**Data rows:**

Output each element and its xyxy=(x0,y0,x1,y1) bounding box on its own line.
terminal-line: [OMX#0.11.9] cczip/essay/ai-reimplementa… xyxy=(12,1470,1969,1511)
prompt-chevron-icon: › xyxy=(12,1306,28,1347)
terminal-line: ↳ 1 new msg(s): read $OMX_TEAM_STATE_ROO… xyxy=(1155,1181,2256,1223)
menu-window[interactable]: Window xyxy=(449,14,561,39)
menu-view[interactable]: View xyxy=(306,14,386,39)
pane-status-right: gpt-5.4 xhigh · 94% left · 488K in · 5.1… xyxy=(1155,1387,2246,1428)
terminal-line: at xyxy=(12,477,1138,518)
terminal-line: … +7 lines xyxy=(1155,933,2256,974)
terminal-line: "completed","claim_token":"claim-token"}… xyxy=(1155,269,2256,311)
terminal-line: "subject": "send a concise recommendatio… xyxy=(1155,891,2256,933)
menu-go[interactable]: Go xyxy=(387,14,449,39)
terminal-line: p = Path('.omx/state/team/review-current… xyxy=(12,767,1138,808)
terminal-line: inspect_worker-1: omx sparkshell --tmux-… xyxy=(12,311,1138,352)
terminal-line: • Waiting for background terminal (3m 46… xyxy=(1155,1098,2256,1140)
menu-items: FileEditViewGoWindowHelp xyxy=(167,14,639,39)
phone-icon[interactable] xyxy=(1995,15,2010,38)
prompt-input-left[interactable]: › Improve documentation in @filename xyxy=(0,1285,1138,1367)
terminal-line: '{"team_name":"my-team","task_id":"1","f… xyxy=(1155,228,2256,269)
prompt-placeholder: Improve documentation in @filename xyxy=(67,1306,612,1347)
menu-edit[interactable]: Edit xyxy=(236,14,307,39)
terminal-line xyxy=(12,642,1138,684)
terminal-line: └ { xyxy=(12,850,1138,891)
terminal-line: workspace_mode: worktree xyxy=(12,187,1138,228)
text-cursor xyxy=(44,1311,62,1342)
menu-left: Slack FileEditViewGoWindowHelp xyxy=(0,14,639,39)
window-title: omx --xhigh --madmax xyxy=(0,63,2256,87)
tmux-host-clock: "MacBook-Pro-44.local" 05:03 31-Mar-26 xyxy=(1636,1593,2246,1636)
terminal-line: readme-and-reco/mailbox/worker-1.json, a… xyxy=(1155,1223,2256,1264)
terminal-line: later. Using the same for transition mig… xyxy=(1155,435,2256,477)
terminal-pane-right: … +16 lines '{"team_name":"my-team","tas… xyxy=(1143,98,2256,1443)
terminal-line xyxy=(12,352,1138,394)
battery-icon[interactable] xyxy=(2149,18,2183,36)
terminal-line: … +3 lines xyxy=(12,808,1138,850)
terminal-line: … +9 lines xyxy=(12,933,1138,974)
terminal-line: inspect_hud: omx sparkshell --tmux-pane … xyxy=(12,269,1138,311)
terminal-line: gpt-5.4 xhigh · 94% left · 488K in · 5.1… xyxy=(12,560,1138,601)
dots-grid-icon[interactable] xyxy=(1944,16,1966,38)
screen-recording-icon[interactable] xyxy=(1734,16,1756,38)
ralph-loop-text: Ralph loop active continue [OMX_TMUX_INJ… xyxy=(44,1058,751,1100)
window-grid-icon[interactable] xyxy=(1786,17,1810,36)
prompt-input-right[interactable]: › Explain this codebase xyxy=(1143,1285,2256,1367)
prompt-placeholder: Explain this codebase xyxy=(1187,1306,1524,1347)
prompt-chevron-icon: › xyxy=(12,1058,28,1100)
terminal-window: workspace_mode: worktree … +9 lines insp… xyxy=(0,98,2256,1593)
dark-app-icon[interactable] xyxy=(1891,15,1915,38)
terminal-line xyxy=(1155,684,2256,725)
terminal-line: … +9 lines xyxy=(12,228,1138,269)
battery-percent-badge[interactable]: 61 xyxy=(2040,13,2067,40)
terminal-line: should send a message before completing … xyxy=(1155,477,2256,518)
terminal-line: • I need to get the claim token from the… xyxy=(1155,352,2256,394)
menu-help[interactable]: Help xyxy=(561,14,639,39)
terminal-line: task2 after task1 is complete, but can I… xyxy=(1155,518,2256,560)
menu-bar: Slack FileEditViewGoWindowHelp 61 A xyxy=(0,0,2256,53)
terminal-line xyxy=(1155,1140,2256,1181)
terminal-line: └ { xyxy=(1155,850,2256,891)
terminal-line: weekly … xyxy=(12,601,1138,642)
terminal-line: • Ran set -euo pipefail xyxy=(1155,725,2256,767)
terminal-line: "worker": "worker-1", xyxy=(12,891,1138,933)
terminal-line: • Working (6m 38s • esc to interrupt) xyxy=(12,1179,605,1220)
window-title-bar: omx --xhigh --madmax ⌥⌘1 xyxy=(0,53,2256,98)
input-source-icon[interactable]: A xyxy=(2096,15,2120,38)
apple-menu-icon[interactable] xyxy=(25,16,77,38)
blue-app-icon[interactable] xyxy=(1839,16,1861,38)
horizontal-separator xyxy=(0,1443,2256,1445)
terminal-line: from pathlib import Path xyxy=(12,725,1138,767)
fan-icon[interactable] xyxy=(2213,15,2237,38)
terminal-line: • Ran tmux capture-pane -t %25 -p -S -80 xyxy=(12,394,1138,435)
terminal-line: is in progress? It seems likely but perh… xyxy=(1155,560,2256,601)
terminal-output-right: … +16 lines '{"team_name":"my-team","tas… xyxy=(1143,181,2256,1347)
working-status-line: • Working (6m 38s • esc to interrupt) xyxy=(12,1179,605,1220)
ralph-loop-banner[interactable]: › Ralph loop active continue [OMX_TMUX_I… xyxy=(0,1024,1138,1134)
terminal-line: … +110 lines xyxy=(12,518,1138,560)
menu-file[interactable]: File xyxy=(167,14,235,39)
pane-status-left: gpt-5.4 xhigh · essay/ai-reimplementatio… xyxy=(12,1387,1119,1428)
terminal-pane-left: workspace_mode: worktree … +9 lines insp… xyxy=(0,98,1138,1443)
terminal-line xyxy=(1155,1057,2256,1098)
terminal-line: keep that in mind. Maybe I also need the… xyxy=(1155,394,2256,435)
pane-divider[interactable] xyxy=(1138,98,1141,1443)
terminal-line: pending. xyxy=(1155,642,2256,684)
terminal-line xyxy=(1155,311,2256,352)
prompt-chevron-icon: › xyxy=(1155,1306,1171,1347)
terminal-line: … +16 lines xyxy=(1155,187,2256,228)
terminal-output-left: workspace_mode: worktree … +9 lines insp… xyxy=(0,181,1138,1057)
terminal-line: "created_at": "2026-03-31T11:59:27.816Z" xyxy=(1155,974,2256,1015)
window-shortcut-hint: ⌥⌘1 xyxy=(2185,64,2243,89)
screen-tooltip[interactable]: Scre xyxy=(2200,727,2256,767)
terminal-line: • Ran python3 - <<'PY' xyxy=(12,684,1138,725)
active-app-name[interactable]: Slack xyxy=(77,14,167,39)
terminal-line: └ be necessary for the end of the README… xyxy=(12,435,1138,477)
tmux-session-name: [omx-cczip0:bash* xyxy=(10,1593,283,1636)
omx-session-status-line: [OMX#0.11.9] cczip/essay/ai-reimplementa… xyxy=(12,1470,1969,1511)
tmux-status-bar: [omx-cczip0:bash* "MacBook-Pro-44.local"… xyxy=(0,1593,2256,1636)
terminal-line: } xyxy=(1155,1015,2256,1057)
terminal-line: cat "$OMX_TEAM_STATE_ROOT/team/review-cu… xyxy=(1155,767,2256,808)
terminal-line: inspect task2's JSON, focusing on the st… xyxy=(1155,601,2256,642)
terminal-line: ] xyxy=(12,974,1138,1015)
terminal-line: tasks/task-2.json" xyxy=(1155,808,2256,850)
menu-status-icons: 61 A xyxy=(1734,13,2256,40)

**Given instruction:** Please count the lines above that contain the string "this", with case counting, and give only that number.

**Exercise result:** 2